▶ [Given instruction]
Drop the pictures; give again exactly the lines from the one holding "Read this page and output its text content." through the end of the data.

▶ [Excerpted data]
-- -- --

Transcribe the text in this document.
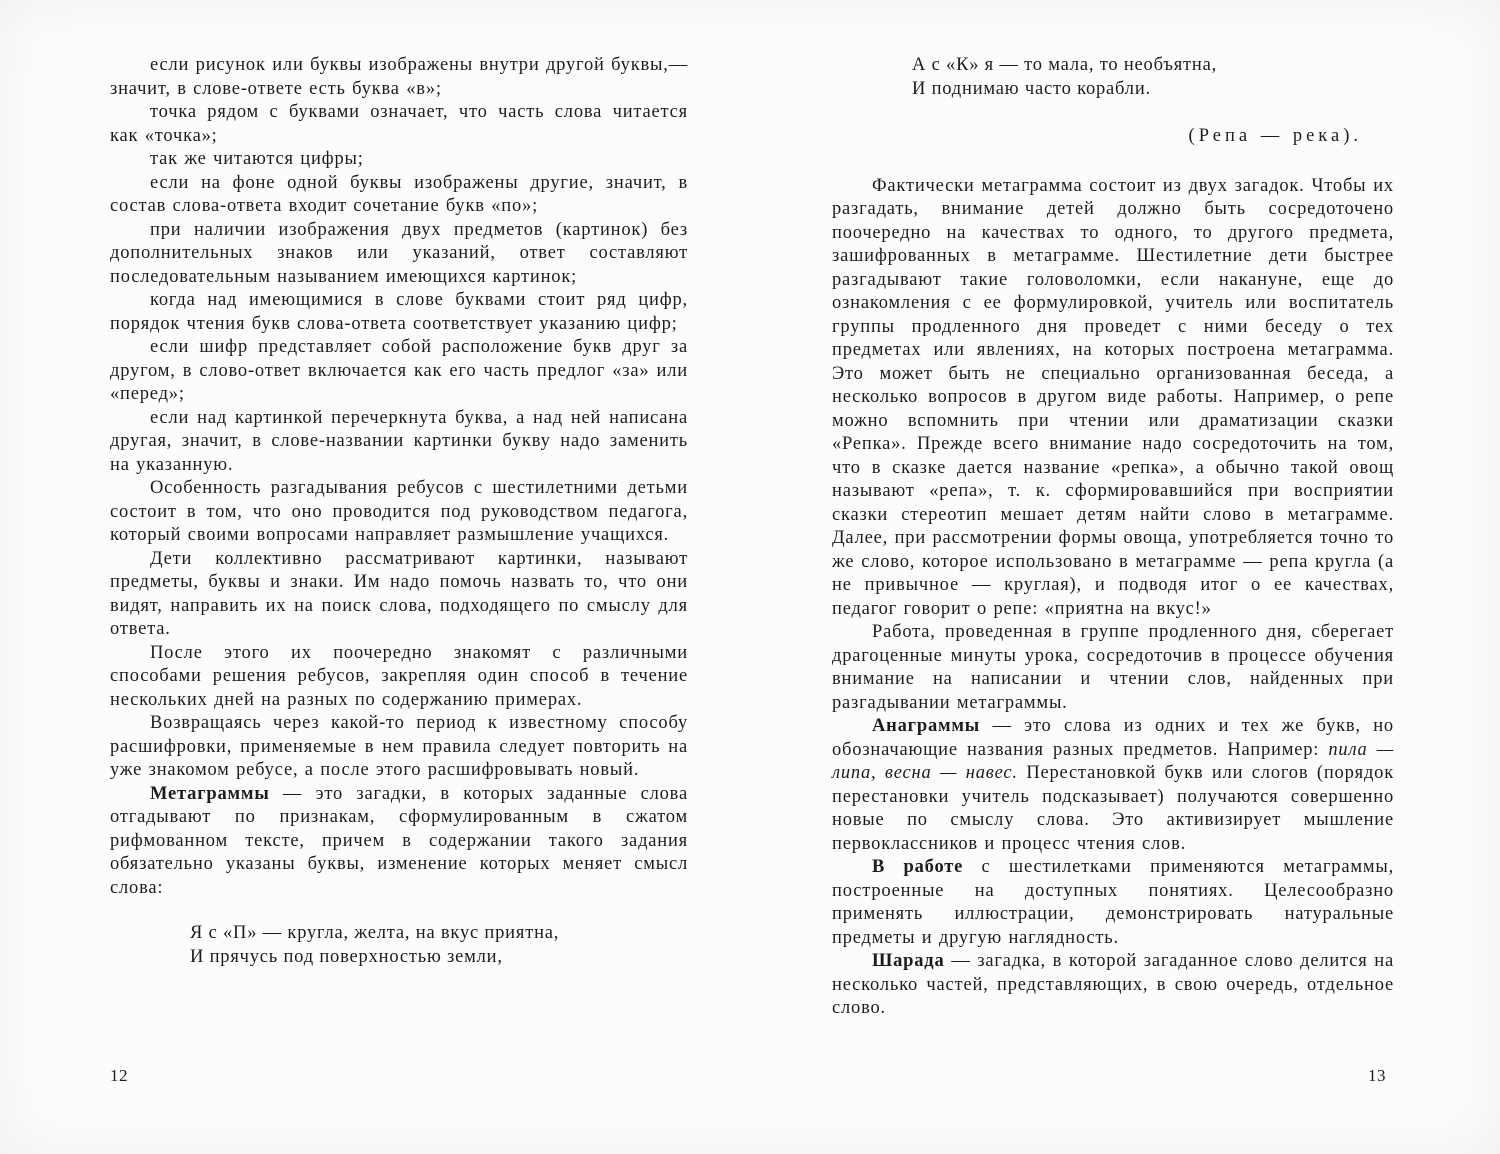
если рисунок или буквы изображены внутри другой буквы,— значит, в слове-ответе есть буква «в»;

точка рядом с буквами означает, что часть слова читается как «точка»;

так же читаются цифры;

если на фоне одной буквы изображены другие, значит, в состав слова-ответа входит сочетание букв «по»;

при наличии изображения двух предметов (картинок) без дополнительных знаков или указаний, ответ составляют последовательным называнием имеющихся картинок;

когда над имеющимися в слове буквами стоит ряд цифр, порядок чтения букв слова-ответа соответствует указанию цифр;

если шифр представляет собой расположение букв друг за другом, в слово-ответ включается как его часть предлог «за» или «перед»;

если над картинкой перечеркнута буква, а над ней написана другая, значит, в слове-названии картинки букву надо заменить на указанную.

Особенность разгадывания ребусов с шестилетними детьми состоит в том, что оно проводится под руководством педагога, который своими вопросами направляет размышление учащихся.

Дети коллективно рассматривают картинки, называют предметы, буквы и знаки. Им надо помочь назвать то, что они видят, направить их на поиск слова, подходящего по смыслу для ответа.

После этого их поочередно знакомят с различными способами решения ребусов, закрепляя один способ в течение нескольких дней на разных по содержанию примерах.

Возвращаясь через какой-то период к известному способу расшифровки, применяемые в нем правила следует повторить на уже знакомом ребусе, а после этого расшифровывать новый.

Метаграммы — это загадки, в которых заданные слова отгадывают по признакам, сформулированным в сжатом рифмованном тексте, причем в содержании такого задания обязательно указаны буквы, изменение которых меняет смысл слова:

Я с «П» — кругла, желта, на вкус приятна,
И прячусь под поверхностью земли,
А с «К» я — то мала, то необъятна,
И поднимаю часто корабли.

(Репа — река).

Фактически метаграмма состоит из двух загадок. Чтобы их разгадать, внимание детей должно быть сосредоточено поочередно на качествах то одного, то другого предмета, зашифрованных в метаграмме. Шестилетние дети быстрее разгадывают такие головоломки, если накануне, еще до ознакомления с ее формулировкой, учитель или воспитатель группы продленного дня проведет с ними беседу о тех предметах или явлениях, на которых построена метаграмма. Это может быть не специально организованная беседа, а несколько вопросов в другом виде работы. Например, о репе можно вспомнить при чтении или драматизации сказки «Репка». Прежде всего внимание надо сосредоточить на том, что в сказке дается название «репка», а обычно такой овощ называют «репа», т. к. сформировавшийся при восприятии сказки стереотип мешает детям найти слово в метаграмме. Далее, при рассмотрении формы овоща, употребляется точно то же слово, которое использовано в метаграмме — репа кругла (а не привычное — круглая), и подводя итог о ее качествах, педагог говорит о репе: «приятна на вкус!»

Работа, проведенная в группе продленного дня, сберегает драгоценные минуты урока, сосредоточив в процессе обучения внимание на написании и чтении слов, найденных при разгадывании метаграммы.

Анаграммы — это слова из одних и тех же букв, но обозначающие названия разных предметов. Например: пила — липа, весна — навес. Перестановкой букв или слогов (порядок перестановки учитель подсказывает) получаются совершенно новые по смыслу слова. Это активизирует мышление первоклассников и процесс чтения слов.

В работе с шестилетками применяются метаграммы, построенные на доступных понятиях. Целесообразно применять иллюстрации, демонстрировать натуральные предметы и другую наглядность.

Шарада — загадка, в которой загаданное слово делится на несколько частей, представляющих, в свою очередь, отдельное слово.

12	13
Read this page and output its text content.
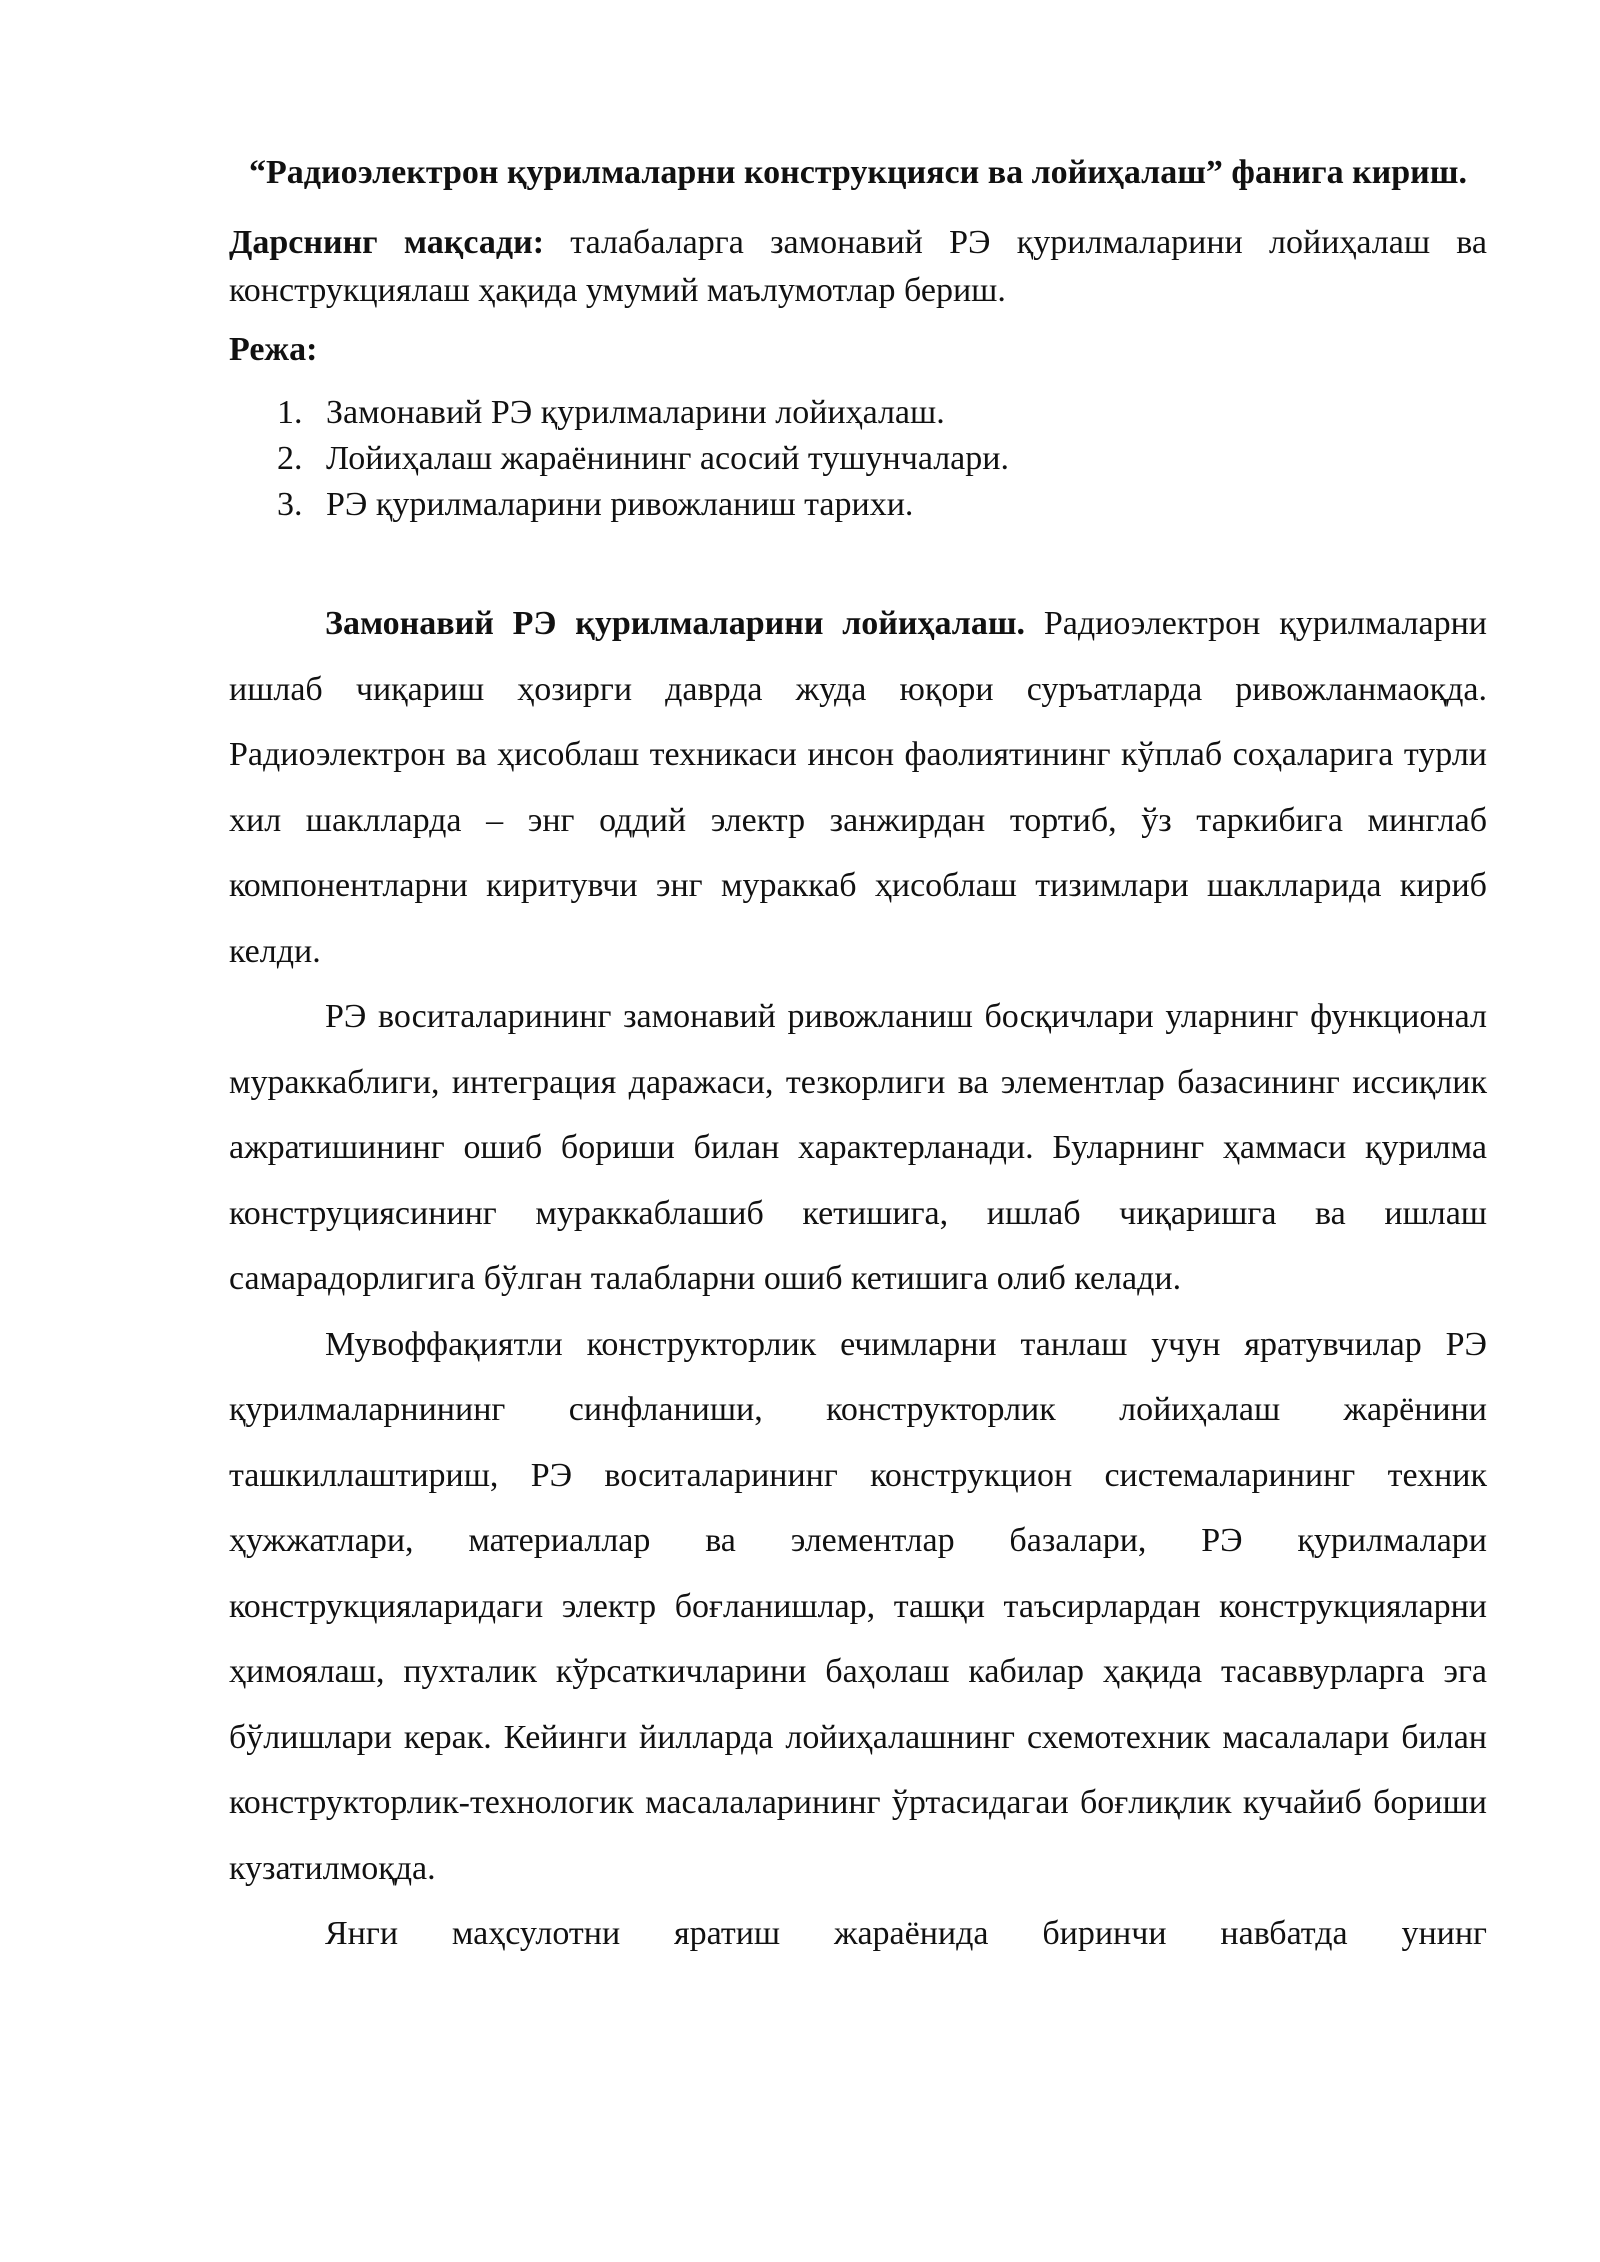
“Радиоэлектрон қурилмаларни конструкцияси ва лойиҳалаш” фанига кириш.

Дарснинг мақсади: талабаларга замонавий РЭ қурилмаларини лойиҳалаш ва конструкциялаш ҳақида умумий маълумотлар бериш.

Режа:
1. Замонавий РЭ қурилмаларини лойиҳалаш.
2. Лойиҳалаш жараёнининг асосий тушунчалари.
3. РЭ қурилмаларини ривожланиш тарихи.

Замонавий РЭ қурилмаларини лойиҳалаш. Радиоэлектрон қурилмаларни ишлаб чиқариш ҳозирги даврда жуда юқори суръатларда ривожланмаоқда. Радиоэлектрон ва ҳисоблаш техникаси инсон фаолиятининг кўплаб соҳаларига турли хил шаклларда – энг оддий электр занжирдан тортиб, ўз таркибига минглаб компонентларни киритувчи энг мураккаб ҳисоблаш тизимлари шаклларида кириб келди.

РЭ воситаларининг замонавий ривожланиш босқичлари уларнинг функционал мураккаблиги, интеграция даражаси, тезкорлиги ва элементлар базасининг иссиқлик ажратишининг ошиб бориши билан характерланади. Буларнинг ҳаммаси қурилма конструциясининг мураккаблашиб кетишига, ишлаб чиқаришга ва ишлаш самарадорлигига бўлган талабларни ошиб кетишига олиб келади.

Мувоффақиятли конструкторлик ечимларни танлаш учун яратувчилар РЭ қурилмаларнининг синфланиши, конструкторлик лойиҳалаш жарёнини ташкиллаштириш, РЭ воситаларининг конструкцион системаларининг техник ҳужжатлари, материаллар ва элементлар базалари, РЭ қурилмалари конструкцияларидаги электр боғланишлар, ташқи таъсирлардан конструкцияларни ҳимоялаш, пухталик кўрсаткичларини баҳолаш кабилар ҳақида тасаввурларга эга бўлишлари керак. Кейинги йилларда лойиҳалашнинг схемотехник масалалари билан конструкторлик-технологик масалаларининг ўртасидагаи боғлиқлик кучайиб бориши кузатилмоқда.

Янги маҳсулотни яратиш жараёнида биринчи навбатда унинг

-- -- --

▶ [Response]
Read this page and output its text content.
“Радиоэлектрон қурилмаларни конструкцияси ва лойиҳалаш” фанига кириш.

Дарснинг мақсади: талабаларга замонавий РЭ қурилмаларини лойиҳалаш ва конструкциялаш ҳақида умумий маълумотлар бериш.

Режа:
1. Замонавий РЭ қурилмаларини лойиҳалаш.
2. Лойиҳалаш жараёнининг асосий тушунчалари.
3. РЭ қурилмаларини ривожланиш тарихи.

Замонавий РЭ қурилмаларини лойиҳалаш. Радиоэлектрон қурилмаларни ишлаб чиқариш ҳозирги даврда жуда юқори суръатларда ривожланмаоқда. Радиоэлектрон ва ҳисоблаш техникаси инсон фаолиятининг кўплаб соҳаларига турли хил шаклларда – энг оддий электр занжирдан тортиб, ўз таркибига минглаб компонентларни киритувчи энг мураккаб ҳисоблаш тизимлари шаклларида кириб келди.

РЭ воситаларининг замонавий ривожланиш босқичлари уларнинг функционал мураккаблиги, интеграция даражаси, тезкорлиги ва элементлар базасининг иссиқлик ажратишининг ошиб бориши билан характерланади. Буларнинг ҳаммаси қурилма конструциясининг мураккаблашиб кетишига, ишлаб чиқаришга ва ишлаш самарадорлигига бўлган талабларни ошиб кетишига олиб келади.

Мувоффақиятли конструкторлик ечимларни танлаш учун яратувчилар РЭ қурилмаларнининг синфланиши, конструкторлик лойиҳалаш жарёнини ташкиллаштириш, РЭ воситаларининг конструкцион системаларининг техник ҳужжатлари, материаллар ва элементлар базалари, РЭ қурилмалари конструкцияларидаги электр боғланишлар, ташқи таъсирлардан конструкцияларни ҳимоялаш, пухталик кўрсаткичларини баҳолаш кабилар ҳақида тасаввурларга эга бўлишлари керак. Кейинги йилларда лойиҳалашнинг схемотехник масалалари билан конструкторлик-технологик масалаларининг ўртасидагаи боғлиқлик кучайиб бориши кузатилмоқда.

Янги маҳсулотни яратиш жараёнида биринчи навбатда унинг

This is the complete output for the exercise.